- **Saved entries**:
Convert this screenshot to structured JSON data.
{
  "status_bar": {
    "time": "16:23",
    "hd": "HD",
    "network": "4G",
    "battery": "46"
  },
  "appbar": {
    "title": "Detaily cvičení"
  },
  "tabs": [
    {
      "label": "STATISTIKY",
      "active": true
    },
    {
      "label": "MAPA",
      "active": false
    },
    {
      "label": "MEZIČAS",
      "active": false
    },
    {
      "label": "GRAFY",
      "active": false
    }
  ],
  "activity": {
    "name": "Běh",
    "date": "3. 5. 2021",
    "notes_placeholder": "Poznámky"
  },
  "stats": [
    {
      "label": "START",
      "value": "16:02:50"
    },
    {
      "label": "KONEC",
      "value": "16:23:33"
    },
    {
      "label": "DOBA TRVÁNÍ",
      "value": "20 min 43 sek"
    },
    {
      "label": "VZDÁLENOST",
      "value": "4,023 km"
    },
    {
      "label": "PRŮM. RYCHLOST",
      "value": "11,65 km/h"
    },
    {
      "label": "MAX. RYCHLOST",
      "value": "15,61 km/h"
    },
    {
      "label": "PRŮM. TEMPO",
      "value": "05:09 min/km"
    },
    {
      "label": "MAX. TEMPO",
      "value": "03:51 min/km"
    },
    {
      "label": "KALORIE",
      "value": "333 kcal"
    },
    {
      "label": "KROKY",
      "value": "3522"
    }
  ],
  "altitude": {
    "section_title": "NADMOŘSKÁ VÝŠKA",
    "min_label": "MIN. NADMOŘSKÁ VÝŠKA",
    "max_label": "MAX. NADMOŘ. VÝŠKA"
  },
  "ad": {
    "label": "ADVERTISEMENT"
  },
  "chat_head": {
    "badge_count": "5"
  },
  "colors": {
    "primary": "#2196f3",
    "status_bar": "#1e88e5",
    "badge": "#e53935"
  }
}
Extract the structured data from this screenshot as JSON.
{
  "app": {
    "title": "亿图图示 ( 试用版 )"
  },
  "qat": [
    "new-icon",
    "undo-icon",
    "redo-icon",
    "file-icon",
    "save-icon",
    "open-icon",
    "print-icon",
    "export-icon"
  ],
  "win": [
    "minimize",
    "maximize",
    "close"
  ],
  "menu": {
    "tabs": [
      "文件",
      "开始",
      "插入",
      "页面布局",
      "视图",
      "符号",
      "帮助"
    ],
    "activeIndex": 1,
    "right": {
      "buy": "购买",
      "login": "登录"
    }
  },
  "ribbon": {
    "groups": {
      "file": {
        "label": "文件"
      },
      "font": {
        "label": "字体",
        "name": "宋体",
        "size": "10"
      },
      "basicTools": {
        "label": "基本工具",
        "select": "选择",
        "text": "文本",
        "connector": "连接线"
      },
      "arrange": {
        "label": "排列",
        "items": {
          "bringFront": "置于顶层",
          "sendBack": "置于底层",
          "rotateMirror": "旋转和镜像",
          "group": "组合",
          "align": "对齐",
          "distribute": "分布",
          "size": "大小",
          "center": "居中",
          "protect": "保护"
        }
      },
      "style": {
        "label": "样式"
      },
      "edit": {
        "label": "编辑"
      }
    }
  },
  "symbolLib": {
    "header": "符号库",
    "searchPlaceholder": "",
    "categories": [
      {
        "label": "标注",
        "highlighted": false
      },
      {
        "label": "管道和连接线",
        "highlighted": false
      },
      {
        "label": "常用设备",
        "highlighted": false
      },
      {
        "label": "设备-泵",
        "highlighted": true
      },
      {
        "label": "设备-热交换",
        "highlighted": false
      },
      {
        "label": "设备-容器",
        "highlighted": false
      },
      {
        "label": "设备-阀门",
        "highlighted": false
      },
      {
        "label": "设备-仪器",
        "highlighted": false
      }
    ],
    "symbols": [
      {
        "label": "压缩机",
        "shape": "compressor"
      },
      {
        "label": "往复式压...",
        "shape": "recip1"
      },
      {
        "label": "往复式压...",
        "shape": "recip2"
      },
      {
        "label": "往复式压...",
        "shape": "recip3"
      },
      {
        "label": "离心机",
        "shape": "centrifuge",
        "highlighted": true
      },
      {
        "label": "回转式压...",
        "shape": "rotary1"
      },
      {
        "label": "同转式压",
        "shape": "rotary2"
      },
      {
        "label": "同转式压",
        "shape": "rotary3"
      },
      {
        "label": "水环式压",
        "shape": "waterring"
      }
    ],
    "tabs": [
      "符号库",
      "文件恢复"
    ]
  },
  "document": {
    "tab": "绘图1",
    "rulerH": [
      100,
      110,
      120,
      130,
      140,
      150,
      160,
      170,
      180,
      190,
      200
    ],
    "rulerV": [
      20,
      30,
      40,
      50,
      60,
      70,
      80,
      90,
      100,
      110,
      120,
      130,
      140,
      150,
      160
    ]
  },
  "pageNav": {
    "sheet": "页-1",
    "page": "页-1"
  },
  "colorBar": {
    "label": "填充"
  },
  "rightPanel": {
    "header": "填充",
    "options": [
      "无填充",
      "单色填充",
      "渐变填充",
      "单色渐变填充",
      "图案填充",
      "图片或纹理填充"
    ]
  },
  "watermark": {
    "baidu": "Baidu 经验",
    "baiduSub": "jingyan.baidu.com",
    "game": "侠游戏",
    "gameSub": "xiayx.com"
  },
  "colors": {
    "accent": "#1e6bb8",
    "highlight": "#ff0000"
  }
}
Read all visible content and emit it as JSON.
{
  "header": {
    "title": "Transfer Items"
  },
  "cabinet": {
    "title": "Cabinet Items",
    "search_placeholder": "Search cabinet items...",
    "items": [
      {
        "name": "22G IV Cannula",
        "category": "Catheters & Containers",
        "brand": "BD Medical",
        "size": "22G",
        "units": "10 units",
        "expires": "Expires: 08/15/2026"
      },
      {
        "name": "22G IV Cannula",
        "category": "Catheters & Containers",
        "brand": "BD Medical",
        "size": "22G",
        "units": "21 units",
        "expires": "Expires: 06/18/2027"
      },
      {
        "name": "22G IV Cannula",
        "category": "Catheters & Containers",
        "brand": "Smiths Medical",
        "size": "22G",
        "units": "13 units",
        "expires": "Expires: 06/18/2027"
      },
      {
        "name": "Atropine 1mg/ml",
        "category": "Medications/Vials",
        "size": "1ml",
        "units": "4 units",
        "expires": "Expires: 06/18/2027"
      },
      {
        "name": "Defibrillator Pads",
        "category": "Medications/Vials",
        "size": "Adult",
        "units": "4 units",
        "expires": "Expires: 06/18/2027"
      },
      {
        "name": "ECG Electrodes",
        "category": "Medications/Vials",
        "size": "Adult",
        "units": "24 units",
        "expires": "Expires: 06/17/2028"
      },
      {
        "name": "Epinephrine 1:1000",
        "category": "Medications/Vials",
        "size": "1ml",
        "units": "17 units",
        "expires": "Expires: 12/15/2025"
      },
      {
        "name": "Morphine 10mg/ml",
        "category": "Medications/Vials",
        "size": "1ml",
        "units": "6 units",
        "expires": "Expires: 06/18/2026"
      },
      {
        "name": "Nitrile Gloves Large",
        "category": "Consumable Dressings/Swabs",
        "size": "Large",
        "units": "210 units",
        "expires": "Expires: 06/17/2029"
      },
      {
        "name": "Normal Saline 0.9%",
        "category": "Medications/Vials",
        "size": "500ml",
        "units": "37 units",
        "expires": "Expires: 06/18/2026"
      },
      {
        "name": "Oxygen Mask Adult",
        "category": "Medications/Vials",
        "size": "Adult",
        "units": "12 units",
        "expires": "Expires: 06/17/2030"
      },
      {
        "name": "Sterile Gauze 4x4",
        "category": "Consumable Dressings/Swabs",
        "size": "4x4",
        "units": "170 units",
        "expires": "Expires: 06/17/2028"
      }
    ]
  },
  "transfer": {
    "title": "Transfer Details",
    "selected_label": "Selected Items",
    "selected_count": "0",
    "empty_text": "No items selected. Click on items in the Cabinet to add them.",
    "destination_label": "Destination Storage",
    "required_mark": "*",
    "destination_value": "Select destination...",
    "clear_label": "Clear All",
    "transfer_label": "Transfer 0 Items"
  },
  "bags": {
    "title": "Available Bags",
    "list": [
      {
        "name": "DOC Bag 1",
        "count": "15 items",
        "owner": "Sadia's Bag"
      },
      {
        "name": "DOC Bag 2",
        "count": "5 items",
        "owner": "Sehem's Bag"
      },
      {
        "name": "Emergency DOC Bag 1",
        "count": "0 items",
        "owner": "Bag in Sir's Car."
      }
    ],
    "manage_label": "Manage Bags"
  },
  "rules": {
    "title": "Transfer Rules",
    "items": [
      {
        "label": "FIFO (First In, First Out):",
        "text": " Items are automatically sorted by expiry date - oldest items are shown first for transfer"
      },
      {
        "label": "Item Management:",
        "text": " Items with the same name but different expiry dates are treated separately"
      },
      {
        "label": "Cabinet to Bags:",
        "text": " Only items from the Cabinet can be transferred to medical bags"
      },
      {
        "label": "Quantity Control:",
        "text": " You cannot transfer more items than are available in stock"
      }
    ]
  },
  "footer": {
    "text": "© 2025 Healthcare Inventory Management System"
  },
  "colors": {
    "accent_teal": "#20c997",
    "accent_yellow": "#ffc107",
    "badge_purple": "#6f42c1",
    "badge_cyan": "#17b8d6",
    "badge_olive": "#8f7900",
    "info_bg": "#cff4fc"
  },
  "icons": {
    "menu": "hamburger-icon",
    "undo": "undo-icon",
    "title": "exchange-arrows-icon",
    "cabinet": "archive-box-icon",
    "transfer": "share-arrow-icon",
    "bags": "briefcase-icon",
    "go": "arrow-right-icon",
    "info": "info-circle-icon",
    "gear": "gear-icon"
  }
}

- **TASK DESCRIPTION**:
Scan the listing above for the word "Large" and show each line where it is found.

- **EXPECTED OUTPUT**:
        "name": "Nitrile Gloves Large",
        "size": "Large",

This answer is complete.